And Mitt Romney wants you to know it:

I’ll tell you about how much I love this country, where someone like my dad, who grew up poor and never graduated from college, could pursue his dreams and work his way up to running a great car company. Only in America could a man like my dad become governor of the state in which he once sold paint from the trunk of his car.

Paul Waldman asks Romney, and basically every other politician, to just stop it and get over yourself:

Can we just put aside the "only in America" schtick? It's like every presidential candidate has to channel Yakov Smirnoff at some point. Let's be honest about this. America does indeed offer enormous opportunities for all kinds of people, despite our huge and growing inequality. The attraction it has always held for immigrants made this country what it is. For a long time, the kinds of opportunities available here were a rarity among nations, when in so many places class lines were much more rigid. But that's not true anymore. There are lots of places where somebody can come from modest circumstances and achieve wealth and/or power. South African president Jacob Zuma's father was a cop, and his mother was a maid; he grew up without any formal schooling. Canadian Prime Minister Stephen Harper's father was an accountant. Evo Morales was a subsistence farmer who turned to growing coca, and now he's the president of Bolivia. Now those are some bootstraps! And you know who else pulled himself up from modest circumstances? Saddam Hussein, that's who.

TASKS AND EXERCISES
(1) In the commentary on Romney's "only in America" line, what was Evo Morales before he became president of Bolivia?
(2) Resume the commentary on Romney's "only in America" line, writing on from its final sentence about Saddam Hussein.

Spatial annotation listing
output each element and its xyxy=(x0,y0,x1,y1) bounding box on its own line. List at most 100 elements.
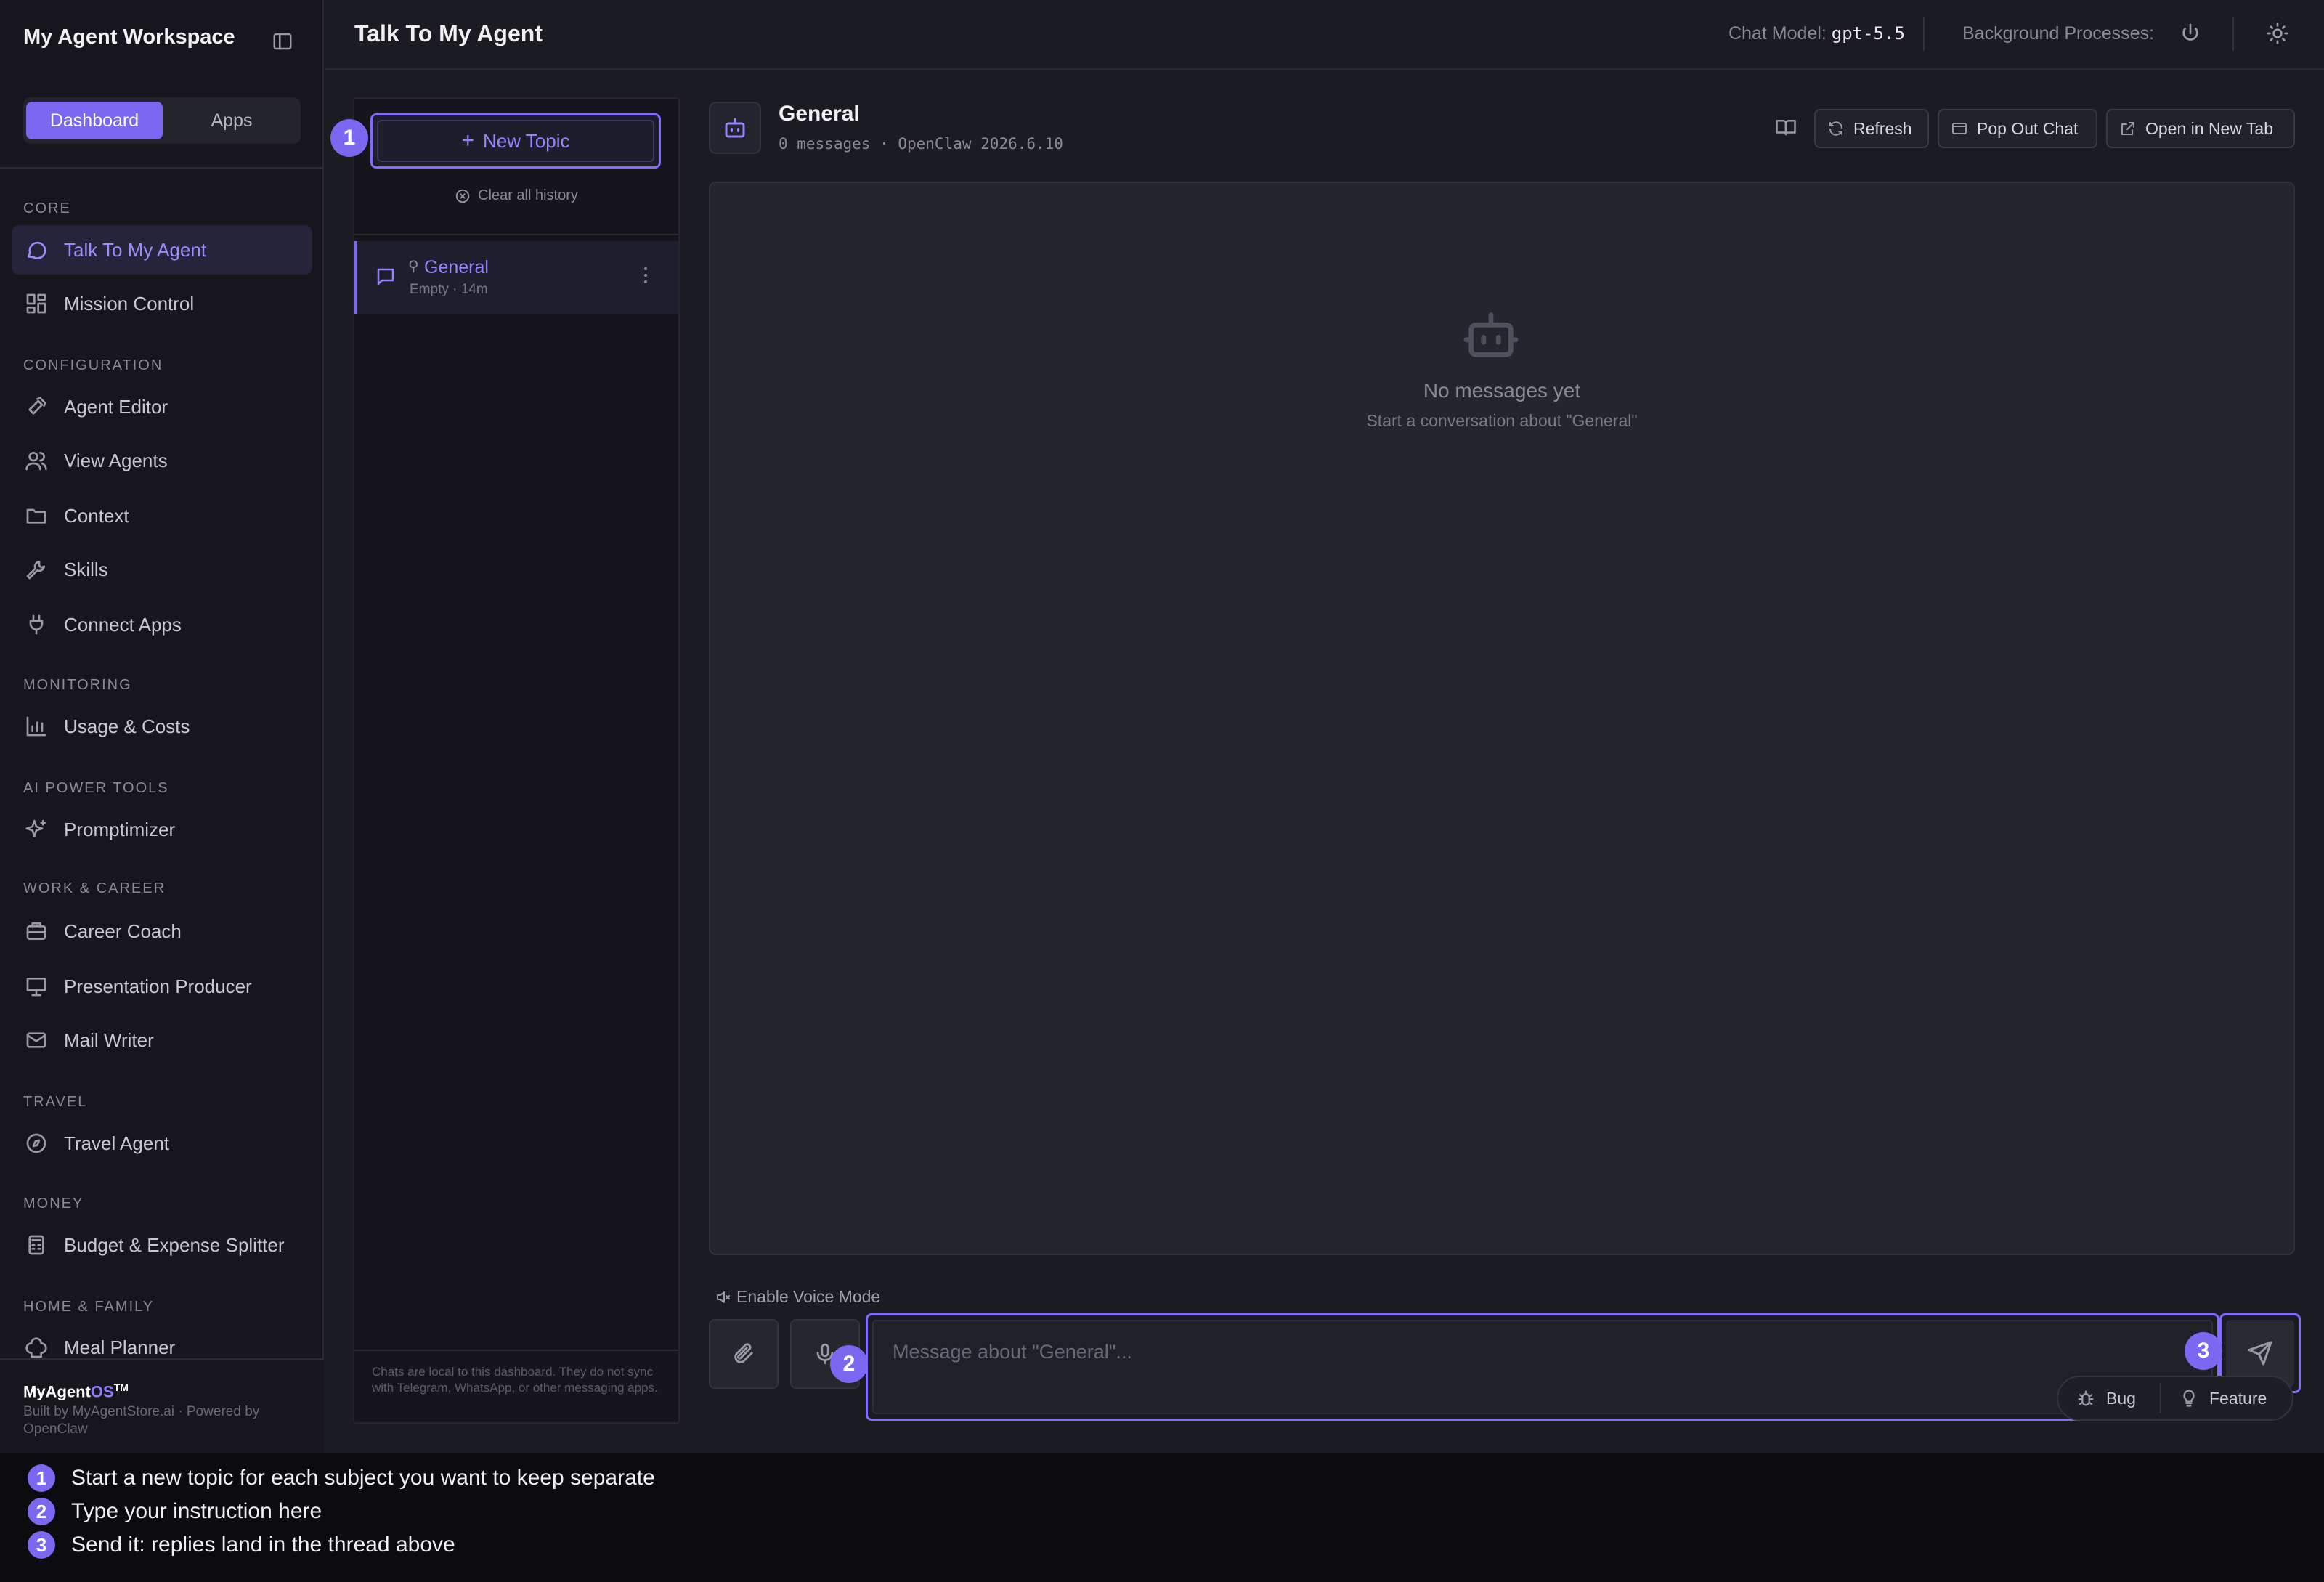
sidebar-item-skills[interactable]: Skills xyxy=(12,545,312,594)
request-feature-button[interactable]: Feature xyxy=(2179,1377,2267,1419)
more-vertical-icon[interactable] xyxy=(642,264,649,286)
compass-icon xyxy=(26,1133,46,1153)
folder-icon xyxy=(26,508,46,524)
pop-out-chat-label: Pop Out Chat xyxy=(1977,118,2079,138)
sidebar-item-label: View Agents xyxy=(64,449,168,471)
enable-voice-mode-toggle[interactable]: Enable Voice Mode xyxy=(715,1287,880,1307)
report-bug-button[interactable]: Bug xyxy=(2076,1377,2136,1419)
sidebar-item-promptimizer[interactable]: Promptimizer xyxy=(12,805,312,854)
paperclip-icon xyxy=(734,1343,753,1363)
legend-number: 3 xyxy=(28,1531,55,1559)
book-open-icon[interactable] xyxy=(1775,116,1797,138)
message-input[interactable] xyxy=(893,1337,2127,1366)
bar-chart-icon xyxy=(26,716,46,737)
view-switcher: Dashboard Apps xyxy=(23,97,301,144)
sidebar-item-label: Context xyxy=(64,504,129,527)
sidebar-item-label: Budget & Expense Splitter xyxy=(64,1233,285,1256)
sidebar-item-context[interactable]: Context xyxy=(12,491,312,540)
feedback-divider xyxy=(2160,1383,2161,1413)
refresh-icon xyxy=(1829,121,1842,136)
sidebar-item-budget-expense-splitter[interactable]: Budget & Expense Splitter xyxy=(12,1220,312,1270)
sidebar-item-presentation-producer[interactable]: Presentation Producer xyxy=(12,962,312,1011)
refresh-button[interactable]: Refresh xyxy=(1814,109,1929,148)
empty-state-title: No messages yet xyxy=(1423,379,1581,402)
new-topic-button-inner: + New Topic xyxy=(377,120,654,162)
sidebar-item-label: Skills xyxy=(64,558,108,580)
lightbulb-icon xyxy=(2183,1390,2195,1407)
callout-badge-3: 3 xyxy=(2185,1332,2222,1370)
briefcase-icon xyxy=(26,922,46,940)
calculator-icon xyxy=(28,1235,44,1255)
chat-title: General xyxy=(779,102,860,126)
legend-text: Type your instruction here xyxy=(71,1499,322,1523)
refresh-label: Refresh xyxy=(1853,118,1912,138)
sidebar-item-label: Talk To My Agent xyxy=(64,238,207,261)
power-icon[interactable] xyxy=(2179,22,2202,45)
sidebar-item-agent-editor[interactable]: Agent Editor xyxy=(12,382,312,431)
chat-thread: No messages yet Start a conversation abo… xyxy=(709,182,2295,1255)
sidebar-divider xyxy=(0,167,324,169)
sidebar-item-connect-apps[interactable]: Connect Apps xyxy=(12,600,312,649)
presentation-icon xyxy=(26,978,46,997)
open-new-tab-label: Open in New Tab xyxy=(2145,118,2274,138)
open-new-tab-button[interactable]: Open in New Tab xyxy=(2106,109,2295,148)
message-square-icon xyxy=(377,268,394,285)
legend-item-2: 2 Type your instruction here xyxy=(28,1498,322,1525)
grid-icon xyxy=(26,293,46,314)
section-label-money: MONEY xyxy=(23,1196,84,1212)
sidebar-item-talk-to-my-agent[interactable]: Talk To My Agent xyxy=(12,225,312,275)
legend-number: 2 xyxy=(28,1498,55,1525)
section-label-monitoring: MONITORING xyxy=(23,677,132,693)
tab-apps[interactable]: Apps xyxy=(166,102,298,139)
bug-icon xyxy=(2078,1390,2094,1406)
sidebar-toggle-icon[interactable] xyxy=(272,31,293,52)
sidebar-item-mission-control[interactable]: Mission Control xyxy=(12,279,312,328)
legend-item-1: 1 Start a new topic for each subject you… xyxy=(28,1464,655,1492)
sidebar-item-career-coach[interactable]: Career Coach xyxy=(12,906,312,956)
hammer-icon xyxy=(28,397,46,415)
sidebar-item-view-agents[interactable]: View Agents xyxy=(12,436,312,485)
tab-dashboard[interactable]: Dashboard xyxy=(26,102,163,139)
callout-badge-2: 2 xyxy=(830,1345,868,1383)
app-window: My Agent Workspace Dashboard Apps CORE T… xyxy=(0,0,2324,1453)
sidebar-item-label: Career Coach xyxy=(64,920,182,942)
sidebar-item-label: Usage & Costs xyxy=(64,715,190,737)
sidebar-item-usage-costs[interactable]: Usage & Costs xyxy=(12,702,312,751)
clear-circle-icon xyxy=(455,189,470,203)
attach-button[interactable] xyxy=(709,1319,779,1389)
legend-text: Start a new topic for each subject you w… xyxy=(71,1466,655,1490)
clear-history-button[interactable]: Clear all history xyxy=(354,187,678,204)
sun-icon[interactable] xyxy=(2266,22,2289,45)
users-icon xyxy=(25,452,47,471)
local-chats-note: Chats are local to this dashboard. They … xyxy=(372,1365,658,1395)
clear-history-label: Clear all history xyxy=(478,187,578,203)
sidebar-item-meal-planner[interactable]: Meal Planner xyxy=(12,1323,312,1360)
sparkles-icon xyxy=(25,819,46,837)
pop-out-chat-button[interactable]: Pop Out Chat xyxy=(1938,109,2097,148)
sidebar-item-label: Presentation Producer xyxy=(64,975,252,997)
workspace-title: My Agent Workspace xyxy=(23,25,235,49)
message-icon xyxy=(28,241,46,259)
chef-hat-icon xyxy=(25,1337,47,1358)
send-icon xyxy=(2248,1341,2272,1366)
new-topic-button[interactable]: + New Topic xyxy=(370,113,661,169)
section-label-ai-power-tools: AI POWER TOOLS xyxy=(23,780,169,796)
header-divider xyxy=(2232,17,2234,51)
topic-item-general[interactable]: ⚲ General Empty · 14m xyxy=(354,241,678,314)
legend-text: Send it: replies land in the thread abov… xyxy=(71,1533,455,1557)
section-label-travel: TRAVEL xyxy=(23,1094,88,1110)
sidebar-item-label: Meal Planner xyxy=(64,1336,176,1358)
empty-state-subtitle: Start a conversation about "General" xyxy=(1366,411,1638,430)
top-bar: Talk To My Agent Chat Model: gpt-5.5 Bac… xyxy=(325,0,2324,70)
page-title: Talk To My Agent xyxy=(354,20,543,46)
topics-footer-divider xyxy=(354,1350,678,1351)
chat-model-indicator: Chat Model: gpt-5.5 xyxy=(1728,23,1905,44)
legend-number: 1 xyxy=(28,1464,55,1492)
bot-icon xyxy=(1463,312,1519,357)
bot-icon xyxy=(725,118,745,138)
plus-icon: + xyxy=(461,129,475,153)
section-label-work-career: WORK & CAREER xyxy=(23,880,166,896)
sidebar-item-mail-writer[interactable]: Mail Writer xyxy=(12,1015,312,1065)
sidebar-item-label: Promptimizer xyxy=(64,818,176,840)
sidebar-item-travel-agent[interactable]: Travel Agent xyxy=(12,1119,312,1168)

EXPECTED RESPONSES
(1) He was a subsistence farmer who turned to growing coca.

(2)
Why is it necessary to assert that every good thing about America can only be found in America? We should continue to be enormously proud of the fact that we were the first democracy, but sometimes we act as though America is the only place in the world that isn't still ruled by a king. Are we so insecure about ourselves and our nation that we have to be constantly told that we're the most terrific country that ever was or ever will be, and there's nobody else even remotely like us? Is Mitt Romney running for president, or does he want to be some combination of a proud grandfather and a national life coach?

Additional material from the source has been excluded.